Stated goal :: Return each line of the records holding the string "的指引下".

Supplied data ::
::::::

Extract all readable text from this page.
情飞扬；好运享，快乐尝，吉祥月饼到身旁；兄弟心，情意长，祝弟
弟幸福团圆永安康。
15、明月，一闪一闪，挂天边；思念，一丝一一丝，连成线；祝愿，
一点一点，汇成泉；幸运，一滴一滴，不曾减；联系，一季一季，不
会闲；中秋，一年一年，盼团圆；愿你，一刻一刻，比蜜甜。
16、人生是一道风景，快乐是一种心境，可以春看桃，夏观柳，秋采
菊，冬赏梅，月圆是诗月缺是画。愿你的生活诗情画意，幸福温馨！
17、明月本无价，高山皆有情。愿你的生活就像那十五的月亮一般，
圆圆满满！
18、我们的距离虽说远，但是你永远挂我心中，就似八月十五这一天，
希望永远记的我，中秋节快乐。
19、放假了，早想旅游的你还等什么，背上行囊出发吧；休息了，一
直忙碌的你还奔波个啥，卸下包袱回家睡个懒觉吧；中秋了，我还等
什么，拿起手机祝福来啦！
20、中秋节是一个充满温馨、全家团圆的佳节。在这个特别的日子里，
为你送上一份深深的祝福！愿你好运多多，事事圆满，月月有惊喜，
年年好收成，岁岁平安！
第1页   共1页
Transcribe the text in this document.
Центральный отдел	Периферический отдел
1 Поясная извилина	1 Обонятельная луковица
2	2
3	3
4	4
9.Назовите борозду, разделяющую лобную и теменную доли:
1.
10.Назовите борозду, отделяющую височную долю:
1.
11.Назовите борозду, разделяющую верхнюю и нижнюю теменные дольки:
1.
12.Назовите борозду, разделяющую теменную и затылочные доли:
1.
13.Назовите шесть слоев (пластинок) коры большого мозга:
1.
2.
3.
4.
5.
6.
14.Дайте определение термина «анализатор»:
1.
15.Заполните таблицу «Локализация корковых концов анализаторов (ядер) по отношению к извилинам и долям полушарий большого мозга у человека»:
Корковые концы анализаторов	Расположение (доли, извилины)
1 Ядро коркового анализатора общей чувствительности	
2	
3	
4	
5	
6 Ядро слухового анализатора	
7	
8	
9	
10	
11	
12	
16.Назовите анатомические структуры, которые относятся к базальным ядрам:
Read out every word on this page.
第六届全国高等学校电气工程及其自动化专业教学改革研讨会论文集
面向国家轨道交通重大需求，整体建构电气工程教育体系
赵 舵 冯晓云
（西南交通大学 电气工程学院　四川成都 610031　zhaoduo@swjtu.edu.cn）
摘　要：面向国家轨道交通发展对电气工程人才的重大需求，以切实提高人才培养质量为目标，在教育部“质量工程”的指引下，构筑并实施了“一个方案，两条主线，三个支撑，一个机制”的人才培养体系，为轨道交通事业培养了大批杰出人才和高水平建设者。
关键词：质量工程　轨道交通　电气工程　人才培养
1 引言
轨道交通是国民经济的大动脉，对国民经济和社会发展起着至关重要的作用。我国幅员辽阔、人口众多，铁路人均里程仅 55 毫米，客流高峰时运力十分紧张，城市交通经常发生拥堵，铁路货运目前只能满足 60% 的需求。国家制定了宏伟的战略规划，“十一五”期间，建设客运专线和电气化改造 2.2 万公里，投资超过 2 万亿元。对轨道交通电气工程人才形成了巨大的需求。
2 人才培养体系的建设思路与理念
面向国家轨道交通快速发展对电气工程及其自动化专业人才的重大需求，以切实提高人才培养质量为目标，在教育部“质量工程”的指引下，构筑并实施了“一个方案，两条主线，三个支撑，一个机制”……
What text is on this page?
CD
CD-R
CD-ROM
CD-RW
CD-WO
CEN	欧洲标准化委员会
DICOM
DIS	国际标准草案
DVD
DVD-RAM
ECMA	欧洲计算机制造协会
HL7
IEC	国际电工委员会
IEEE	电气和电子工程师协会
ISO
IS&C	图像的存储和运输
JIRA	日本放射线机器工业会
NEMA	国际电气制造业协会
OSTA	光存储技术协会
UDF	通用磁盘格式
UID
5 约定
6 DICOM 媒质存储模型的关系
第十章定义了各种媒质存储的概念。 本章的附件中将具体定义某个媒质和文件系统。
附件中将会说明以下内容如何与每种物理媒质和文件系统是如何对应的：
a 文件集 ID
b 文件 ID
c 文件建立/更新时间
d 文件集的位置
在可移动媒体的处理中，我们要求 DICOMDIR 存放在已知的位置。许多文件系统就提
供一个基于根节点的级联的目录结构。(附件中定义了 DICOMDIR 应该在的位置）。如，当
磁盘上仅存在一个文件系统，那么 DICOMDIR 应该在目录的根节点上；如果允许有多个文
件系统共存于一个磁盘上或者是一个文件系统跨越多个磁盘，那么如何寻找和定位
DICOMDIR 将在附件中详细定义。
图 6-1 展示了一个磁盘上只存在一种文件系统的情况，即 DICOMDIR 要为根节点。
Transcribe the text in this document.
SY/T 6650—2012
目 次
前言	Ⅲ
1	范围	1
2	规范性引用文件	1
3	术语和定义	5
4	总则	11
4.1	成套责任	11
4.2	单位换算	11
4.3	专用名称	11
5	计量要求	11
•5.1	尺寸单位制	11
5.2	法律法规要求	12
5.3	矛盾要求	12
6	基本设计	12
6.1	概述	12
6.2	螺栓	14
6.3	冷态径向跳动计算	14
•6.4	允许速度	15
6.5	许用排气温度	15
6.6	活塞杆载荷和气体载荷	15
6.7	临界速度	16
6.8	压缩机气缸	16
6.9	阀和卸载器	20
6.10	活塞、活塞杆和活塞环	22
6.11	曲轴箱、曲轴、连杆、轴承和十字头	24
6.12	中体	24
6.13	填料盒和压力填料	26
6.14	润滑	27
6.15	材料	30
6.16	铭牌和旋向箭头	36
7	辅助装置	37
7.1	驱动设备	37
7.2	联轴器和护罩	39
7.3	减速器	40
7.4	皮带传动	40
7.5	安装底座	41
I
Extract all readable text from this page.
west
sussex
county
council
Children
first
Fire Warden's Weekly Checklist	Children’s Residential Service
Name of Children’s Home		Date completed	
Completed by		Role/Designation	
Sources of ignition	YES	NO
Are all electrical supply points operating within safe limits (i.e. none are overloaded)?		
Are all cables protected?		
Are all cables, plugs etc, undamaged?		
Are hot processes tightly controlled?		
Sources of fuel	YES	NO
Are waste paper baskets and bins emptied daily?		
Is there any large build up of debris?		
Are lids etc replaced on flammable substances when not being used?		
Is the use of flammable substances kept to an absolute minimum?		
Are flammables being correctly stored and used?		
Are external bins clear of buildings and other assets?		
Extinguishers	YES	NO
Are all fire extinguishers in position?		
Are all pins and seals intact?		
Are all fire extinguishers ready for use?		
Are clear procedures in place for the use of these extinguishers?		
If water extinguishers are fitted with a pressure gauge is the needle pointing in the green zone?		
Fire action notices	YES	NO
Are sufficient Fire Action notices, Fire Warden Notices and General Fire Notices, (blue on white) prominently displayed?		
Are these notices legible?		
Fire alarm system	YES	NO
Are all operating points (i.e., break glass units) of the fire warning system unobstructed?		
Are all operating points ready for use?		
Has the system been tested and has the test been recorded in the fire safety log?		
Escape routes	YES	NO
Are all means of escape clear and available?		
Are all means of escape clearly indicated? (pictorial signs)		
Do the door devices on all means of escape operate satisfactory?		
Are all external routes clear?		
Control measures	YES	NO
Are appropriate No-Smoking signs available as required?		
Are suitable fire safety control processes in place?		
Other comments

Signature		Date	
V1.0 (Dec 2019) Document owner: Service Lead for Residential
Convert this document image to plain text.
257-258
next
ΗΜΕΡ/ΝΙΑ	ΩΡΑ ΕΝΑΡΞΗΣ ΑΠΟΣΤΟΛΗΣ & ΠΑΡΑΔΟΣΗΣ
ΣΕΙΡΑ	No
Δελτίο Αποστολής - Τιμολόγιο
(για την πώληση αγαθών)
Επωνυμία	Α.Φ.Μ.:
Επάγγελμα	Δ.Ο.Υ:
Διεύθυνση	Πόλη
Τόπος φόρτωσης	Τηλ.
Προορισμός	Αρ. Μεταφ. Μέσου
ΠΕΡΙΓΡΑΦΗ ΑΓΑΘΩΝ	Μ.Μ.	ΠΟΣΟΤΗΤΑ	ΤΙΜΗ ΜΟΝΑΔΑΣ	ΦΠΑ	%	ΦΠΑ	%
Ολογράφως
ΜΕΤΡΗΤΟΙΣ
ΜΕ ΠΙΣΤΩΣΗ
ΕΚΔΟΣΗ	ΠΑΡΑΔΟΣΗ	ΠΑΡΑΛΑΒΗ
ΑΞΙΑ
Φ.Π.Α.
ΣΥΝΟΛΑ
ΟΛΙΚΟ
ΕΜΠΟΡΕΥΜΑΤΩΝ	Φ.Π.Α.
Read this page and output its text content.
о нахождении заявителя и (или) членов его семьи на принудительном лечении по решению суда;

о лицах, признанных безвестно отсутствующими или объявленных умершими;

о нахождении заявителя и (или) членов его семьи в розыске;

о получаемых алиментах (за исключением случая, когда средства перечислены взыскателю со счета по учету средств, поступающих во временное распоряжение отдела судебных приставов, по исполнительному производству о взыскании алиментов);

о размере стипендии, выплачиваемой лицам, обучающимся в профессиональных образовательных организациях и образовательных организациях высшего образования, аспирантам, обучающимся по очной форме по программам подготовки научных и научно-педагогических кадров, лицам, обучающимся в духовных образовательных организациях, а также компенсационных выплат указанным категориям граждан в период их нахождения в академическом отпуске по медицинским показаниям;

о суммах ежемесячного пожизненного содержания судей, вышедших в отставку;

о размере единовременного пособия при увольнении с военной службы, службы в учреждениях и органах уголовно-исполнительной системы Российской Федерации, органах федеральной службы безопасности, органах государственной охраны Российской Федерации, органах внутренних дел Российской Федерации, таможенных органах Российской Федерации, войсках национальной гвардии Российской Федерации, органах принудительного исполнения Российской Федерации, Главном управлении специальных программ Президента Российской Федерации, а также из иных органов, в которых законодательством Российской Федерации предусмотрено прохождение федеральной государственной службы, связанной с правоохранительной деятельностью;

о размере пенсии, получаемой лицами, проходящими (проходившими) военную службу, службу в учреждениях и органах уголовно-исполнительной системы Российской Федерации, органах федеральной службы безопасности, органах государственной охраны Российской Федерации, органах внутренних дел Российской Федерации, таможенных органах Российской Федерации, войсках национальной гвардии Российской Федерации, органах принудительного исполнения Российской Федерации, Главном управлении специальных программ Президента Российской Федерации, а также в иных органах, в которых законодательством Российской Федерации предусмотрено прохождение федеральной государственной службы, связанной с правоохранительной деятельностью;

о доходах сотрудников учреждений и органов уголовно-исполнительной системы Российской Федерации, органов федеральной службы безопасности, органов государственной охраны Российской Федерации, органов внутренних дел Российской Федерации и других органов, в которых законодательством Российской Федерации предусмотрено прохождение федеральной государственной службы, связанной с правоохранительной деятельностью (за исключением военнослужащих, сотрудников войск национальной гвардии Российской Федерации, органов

::::::

Written response ::
摘　要：面向国家轨道交通发展对电气工程人才的重大需求，以切实提高人才培养质量为目标，在教育部“质量工程”的指引下，构筑并实施了“一个方案，两条主线，三个支撑，一个机制”的人才培养体系，为轨道交通事业培养了大批杰出人才和高水平建设者。
面向国家轨道交通快速发展对电气工程及其自动化专业人才的重大需求，以切实提高人才培养质量为目标，在教育部“质量工程”的指引下，构筑并实施了“一个方案，两条主线，三个支撑，一个机制”……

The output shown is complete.